- [Work instructions]
Give every line of the material again, exactly as written.

- [Dataset records]

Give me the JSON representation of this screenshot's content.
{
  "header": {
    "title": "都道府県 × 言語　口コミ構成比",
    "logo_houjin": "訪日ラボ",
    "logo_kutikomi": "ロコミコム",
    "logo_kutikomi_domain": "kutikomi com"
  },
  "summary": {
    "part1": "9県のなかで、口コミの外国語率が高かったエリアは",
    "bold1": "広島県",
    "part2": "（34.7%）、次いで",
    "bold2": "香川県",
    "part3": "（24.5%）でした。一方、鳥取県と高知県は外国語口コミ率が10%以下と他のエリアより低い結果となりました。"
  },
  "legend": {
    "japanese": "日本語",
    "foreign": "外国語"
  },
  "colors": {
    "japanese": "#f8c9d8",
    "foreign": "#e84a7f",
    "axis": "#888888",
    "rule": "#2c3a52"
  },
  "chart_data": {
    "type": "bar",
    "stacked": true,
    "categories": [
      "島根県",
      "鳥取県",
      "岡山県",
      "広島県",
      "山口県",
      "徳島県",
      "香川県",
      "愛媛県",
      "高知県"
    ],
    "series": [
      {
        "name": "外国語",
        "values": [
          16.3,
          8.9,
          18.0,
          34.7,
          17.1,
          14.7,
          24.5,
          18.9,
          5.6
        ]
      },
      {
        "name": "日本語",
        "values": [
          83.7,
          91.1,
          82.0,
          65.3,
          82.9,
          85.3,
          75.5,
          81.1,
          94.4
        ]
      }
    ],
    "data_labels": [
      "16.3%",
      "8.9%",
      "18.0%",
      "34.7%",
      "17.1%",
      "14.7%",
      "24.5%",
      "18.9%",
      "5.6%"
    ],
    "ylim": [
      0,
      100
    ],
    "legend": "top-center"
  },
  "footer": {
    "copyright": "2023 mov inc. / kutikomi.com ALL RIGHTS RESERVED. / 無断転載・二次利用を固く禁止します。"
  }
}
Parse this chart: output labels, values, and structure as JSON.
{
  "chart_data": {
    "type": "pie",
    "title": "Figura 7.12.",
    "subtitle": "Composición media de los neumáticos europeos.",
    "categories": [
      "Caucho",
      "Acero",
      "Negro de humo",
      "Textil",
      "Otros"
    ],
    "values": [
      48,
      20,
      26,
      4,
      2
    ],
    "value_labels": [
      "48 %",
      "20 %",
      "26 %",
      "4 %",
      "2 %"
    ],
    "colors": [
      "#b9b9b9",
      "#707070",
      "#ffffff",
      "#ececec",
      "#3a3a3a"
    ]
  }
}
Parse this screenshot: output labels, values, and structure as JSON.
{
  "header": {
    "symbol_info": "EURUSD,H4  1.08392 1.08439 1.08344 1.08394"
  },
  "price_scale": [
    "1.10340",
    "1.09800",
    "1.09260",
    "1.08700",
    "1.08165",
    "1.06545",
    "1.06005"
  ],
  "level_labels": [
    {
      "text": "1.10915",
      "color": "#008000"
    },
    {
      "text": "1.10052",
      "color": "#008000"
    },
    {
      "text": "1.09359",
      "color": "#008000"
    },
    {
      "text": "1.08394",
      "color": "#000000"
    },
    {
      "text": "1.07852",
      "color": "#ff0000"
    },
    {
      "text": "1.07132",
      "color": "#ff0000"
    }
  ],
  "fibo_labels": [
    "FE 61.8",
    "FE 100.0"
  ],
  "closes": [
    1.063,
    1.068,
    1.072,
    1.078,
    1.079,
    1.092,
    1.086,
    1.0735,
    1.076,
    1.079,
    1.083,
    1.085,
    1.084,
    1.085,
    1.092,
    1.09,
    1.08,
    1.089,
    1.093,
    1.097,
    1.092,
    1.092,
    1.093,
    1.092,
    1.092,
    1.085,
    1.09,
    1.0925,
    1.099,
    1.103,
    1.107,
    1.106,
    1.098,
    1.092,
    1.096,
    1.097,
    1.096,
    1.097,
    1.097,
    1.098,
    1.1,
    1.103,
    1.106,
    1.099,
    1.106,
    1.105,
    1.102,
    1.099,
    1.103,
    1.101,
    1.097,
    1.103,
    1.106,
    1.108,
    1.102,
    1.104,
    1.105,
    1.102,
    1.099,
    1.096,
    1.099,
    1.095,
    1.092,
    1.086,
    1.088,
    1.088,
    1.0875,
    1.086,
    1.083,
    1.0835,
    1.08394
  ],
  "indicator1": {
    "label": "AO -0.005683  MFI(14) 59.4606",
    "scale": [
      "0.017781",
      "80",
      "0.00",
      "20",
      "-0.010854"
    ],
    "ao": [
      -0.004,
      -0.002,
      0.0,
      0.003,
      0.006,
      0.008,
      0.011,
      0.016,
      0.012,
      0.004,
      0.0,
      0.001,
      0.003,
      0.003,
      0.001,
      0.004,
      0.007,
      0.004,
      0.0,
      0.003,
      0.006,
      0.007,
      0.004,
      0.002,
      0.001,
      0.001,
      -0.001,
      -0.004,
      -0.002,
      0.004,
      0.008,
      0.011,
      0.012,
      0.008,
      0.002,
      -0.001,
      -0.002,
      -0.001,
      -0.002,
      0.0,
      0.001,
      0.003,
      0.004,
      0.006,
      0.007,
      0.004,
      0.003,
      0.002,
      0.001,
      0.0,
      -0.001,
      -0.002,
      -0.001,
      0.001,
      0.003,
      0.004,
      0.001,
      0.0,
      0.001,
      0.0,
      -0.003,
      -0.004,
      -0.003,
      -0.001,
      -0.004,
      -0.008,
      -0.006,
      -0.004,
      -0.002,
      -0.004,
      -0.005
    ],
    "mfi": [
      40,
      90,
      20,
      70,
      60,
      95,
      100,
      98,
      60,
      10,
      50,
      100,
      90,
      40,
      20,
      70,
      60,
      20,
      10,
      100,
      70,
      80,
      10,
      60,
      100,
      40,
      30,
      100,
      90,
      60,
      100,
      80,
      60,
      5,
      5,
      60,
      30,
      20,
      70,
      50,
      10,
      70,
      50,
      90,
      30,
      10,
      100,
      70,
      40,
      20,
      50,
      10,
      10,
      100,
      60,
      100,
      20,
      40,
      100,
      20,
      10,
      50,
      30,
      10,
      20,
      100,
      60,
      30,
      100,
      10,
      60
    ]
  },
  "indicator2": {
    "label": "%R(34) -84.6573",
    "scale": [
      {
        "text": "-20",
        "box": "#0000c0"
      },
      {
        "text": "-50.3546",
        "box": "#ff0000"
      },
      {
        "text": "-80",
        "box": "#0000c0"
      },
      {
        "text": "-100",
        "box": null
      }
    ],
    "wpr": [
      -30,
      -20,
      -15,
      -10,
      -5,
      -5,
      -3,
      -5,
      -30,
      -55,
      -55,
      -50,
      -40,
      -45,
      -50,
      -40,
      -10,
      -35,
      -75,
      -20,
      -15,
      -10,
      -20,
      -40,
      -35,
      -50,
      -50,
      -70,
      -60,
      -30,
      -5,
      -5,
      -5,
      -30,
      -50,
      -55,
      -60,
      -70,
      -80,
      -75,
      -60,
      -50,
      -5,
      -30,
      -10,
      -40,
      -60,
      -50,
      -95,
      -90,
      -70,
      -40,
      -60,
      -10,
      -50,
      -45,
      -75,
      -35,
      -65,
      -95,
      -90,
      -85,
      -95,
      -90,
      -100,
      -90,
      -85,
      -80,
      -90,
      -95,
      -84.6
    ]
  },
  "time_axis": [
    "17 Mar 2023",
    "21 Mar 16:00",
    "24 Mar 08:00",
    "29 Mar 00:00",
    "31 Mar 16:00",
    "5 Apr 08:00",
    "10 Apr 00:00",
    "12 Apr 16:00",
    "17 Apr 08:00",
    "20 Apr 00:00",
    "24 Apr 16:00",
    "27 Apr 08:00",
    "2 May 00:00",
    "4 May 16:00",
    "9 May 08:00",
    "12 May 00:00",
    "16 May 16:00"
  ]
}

- [Finished answer]
Give me the JSON representation of this screenshot's content.
{
  "header": {
    "title": "都道府県 × 言語　口コミ構成比",
    "logo_houjin": "訪日ラボ",
    "logo_kutikomi": "ロコミコム",
    "logo_kutikomi_domain": "kutikomi com"
  },
  "summary": {
    "part1": "9県のなかで、口コミの外国語率が高かったエリアは",
    "bold1": "広島県",
    "part2": "（34.7%）、次いで",
    "bold2": "香川県",
    "part3": "（24.5%）でした。一方、鳥取県と高知県は外国語口コミ率が10%以下と他のエリアより低い結果となりました。"
  },
  "legend": {
    "japanese": "日本語",
    "foreign": "外国語"
  },
  "colors": {
    "japanese": "#f8c9d8",
    "foreign": "#e84a7f",
    "axis": "#888888",
    "rule": "#2c3a52"
  },
  "chart_data": {
    "type": "bar",
    "stacked": true,
    "categories": [
      "島根県",
      "鳥取県",
      "岡山県",
      "広島県",
      "山口県",
      "徳島県",
      "香川県",
      "愛媛県",
      "高知県"
    ],
    "series": [
      {
        "name": "外国語",
        "values": [
          16.3,
          8.9,
          18.0,
          34.7,
          17.1,
          14.7,
          24.5,
          18.9,
          5.6
        ]
      },
      {
        "name": "日本語",
        "values": [
          83.7,
          91.1,
          82.0,
          65.3,
          82.9,
          85.3,
          75.5,
          81.1,
          94.4
        ]
      }
    ],
    "data_labels": [
      "16.3%",
      "8.9%",
      "18.0%",
      "34.7%",
      "17.1%",
      "14.7%",
      "24.5%",
      "18.9%",
      "5.6%"
    ],
    "ylim": [
      0,
      100
    ],
    "legend": "top-center"
  },
  "footer": {
    "copyright": "2023 mov inc. / kutikomi.com ALL RIGHTS RESERVED. / 無断転載・二次利用を固く禁止します。"
  }
}
Parse this chart: output labels, values, and structure as JSON.
{
  "chart_data": {
    "type": "pie",
    "title": "Figura 7.12.",
    "subtitle": "Composición media de los neumáticos europeos.",
    "categories": [
      "Caucho",
      "Acero",
      "Negro de humo",
      "Textil",
      "Otros"
    ],
    "values": [
      48,
      20,
      26,
      4,
      2
    ],
    "value_labels": [
      "48 %",
      "20 %",
      "26 %",
      "4 %",
      "2 %"
    ],
    "colors": [
      "#b9b9b9",
      "#707070",
      "#ffffff",
      "#ececec",
      "#3a3a3a"
    ]
  }
}
Parse this screenshot: output labels, values, and structure as JSON.
{
  "header": {
    "symbol_info": "EURUSD,H4  1.08392 1.08439 1.08344 1.08394"
  },
  "price_scale": [
    "1.10340",
    "1.09800",
    "1.09260",
    "1.08700",
    "1.08165",
    "1.06545",
    "1.06005"
  ],
  "level_labels": [
    {
      "text": "1.10915",
      "color": "#008000"
    },
    {
      "text": "1.10052",
      "color": "#008000"
    },
    {
      "text": "1.09359",
      "color": "#008000"
    },
    {
      "text": "1.08394",
      "color": "#000000"
    },
    {
      "text": "1.07852",
      "color": "#ff0000"
    },
    {
      "text": "1.07132",
      "color": "#ff0000"
    }
  ],
  "fibo_labels": [
    "FE 61.8",
    "FE 100.0"
  ],
  "closes": [
    1.063,
    1.068,
    1.072,
    1.078,
    1.079,
    1.092,
    1.086,
    1.0735,
    1.076,
    1.079,
    1.083,
    1.085,
    1.084,
    1.085,
    1.092,
    1.09,
    1.08,
    1.089,
    1.093,
    1.097,
    1.092,
    1.092,
    1.093,
    1.092,
    1.092,
    1.085,
    1.09,
    1.0925,
    1.099,
    1.103,
    1.107,
    1.106,
    1.098,
    1.092,
    1.096,
    1.097,
    1.096,
    1.097,
    1.097,
    1.098,
    1.1,
    1.103,
    1.106,
    1.099,
    1.106,
    1.105,
    1.102,
    1.099,
    1.103,
    1.101,
    1.097,
    1.103,
    1.106,
    1.108,
    1.102,
    1.104,
    1.105,
    1.102,
    1.099,
    1.096,
    1.099,
    1.095,
    1.092,
    1.086,
    1.088,
    1.088,
    1.0875,
    1.086,
    1.083,
    1.0835,
    1.08394
  ],
  "indicator1": {
    "label": "AO -0.005683  MFI(14) 59.4606",
    "scale": [
      "0.017781",
      "80",
      "0.00",
      "20",
      "-0.010854"
    ],
    "ao": [
      -0.004,
      -0.002,
      0.0,
      0.003,
      0.006,
      0.008,
      0.011,
      0.016,
      0.012,
      0.004,
      0.0,
      0.001,
      0.003,
      0.003,
      0.001,
      0.004,
      0.007,
      0.004,
      0.0,
      0.003,
      0.006,
      0.007,
      0.004,
      0.002,
      0.001,
      0.001,
      -0.001,
      -0.004,
      -0.002,
      0.004,
      0.008,
      0.011,
      0.012,
      0.008,
      0.002,
      -0.001,
      -0.002,
      -0.001,
      -0.002,
      0.0,
      0.001,
      0.003,
      0.004,
      0.006,
      0.007,
      0.004,
      0.003,
      0.002,
      0.001,
      0.0,
      -0.001,
      -0.002,
      -0.001,
      0.001,
      0.003,
      0.004,
      0.001,
      0.0,
      0.001,
      0.0,
      -0.003,
      -0.004,
      -0.003,
      -0.001,
      -0.004,
      -0.008,
      -0.006,
      -0.004,
      -0.002,
      -0.004,
      -0.005
    ],
    "mfi": [
      40,
      90,
      20,
      70,
      60,
      95,
      100,
      98,
      60,
      10,
      50,
      100,
      90,
      40,
      20,
      70,
      60,
      20,
      10,
      100,
      70,
      80,
      10,
      60,
      100,
      40,
      30,
      100,
      90,
      60,
      100,
      80,
      60,
      5,
      5,
      60,
      30,
      20,
      70,
      50,
      10,
      70,
      50,
      90,
      30,
      10,
      100,
      70,
      40,
      20,
      50,
      10,
      10,
      100,
      60,
      100,
      20,
      40,
      100,
      20,
      10,
      50,
      30,
      10,
      20,
      100,
      60,
      30,
      100,
      10,
      60
    ]
  },
  "indicator2": {
    "label": "%R(34) -84.6573",
    "scale": [
      {
        "text": "-20",
        "box": "#0000c0"
      },
      {
        "text": "-50.3546",
        "box": "#ff0000"
      },
      {
        "text": "-80",
        "box": "#0000c0"
      },
      {
        "text": "-100",
        "box": null
      }
    ],
    "wpr": [
      -30,
      -20,
      -15,
      -10,
      -5,
      -5,
      -3,
      -5,
      -30,
      -55,
      -55,
      -50,
      -40,
      -45,
      -50,
      -40,
      -10,
      -35,
      -75,
      -20,
      -15,
      -10,
      -20,
      -40,
      -35,
      -50,
      -50,
      -70,
      -60,
      -30,
      -5,
      -5,
      -5,
      -30,
      -50,
      -55,
      -60,
      -70,
      -80,
      -75,
      -60,
      -50,
      -5,
      -30,
      -10,
      -40,
      -60,
      -50,
      -95,
      -90,
      -70,
      -40,
      -60,
      -10,
      -50,
      -45,
      -75,
      -35,
      -65,
      -95,
      -90,
      -85,
      -95,
      -90,
      -100,
      -90,
      -85,
      -80,
      -90,
      -95,
      -84.6
    ]
  },
  "time_axis": [
    "17 Mar 2023",
    "21 Mar 16:00",
    "24 Mar 08:00",
    "29 Mar 00:00",
    "31 Mar 16:00",
    "5 Apr 08:00",
    "10 Apr 00:00",
    "12 Apr 16:00",
    "17 Apr 08:00",
    "20 Apr 00:00",
    "24 Apr 16:00",
    "27 Apr 08:00",
    "2 May 00:00",
    "4 May 16:00",
    "9 May 08:00",
    "12 May 00:00",
    "16 May 16:00"
  ]
}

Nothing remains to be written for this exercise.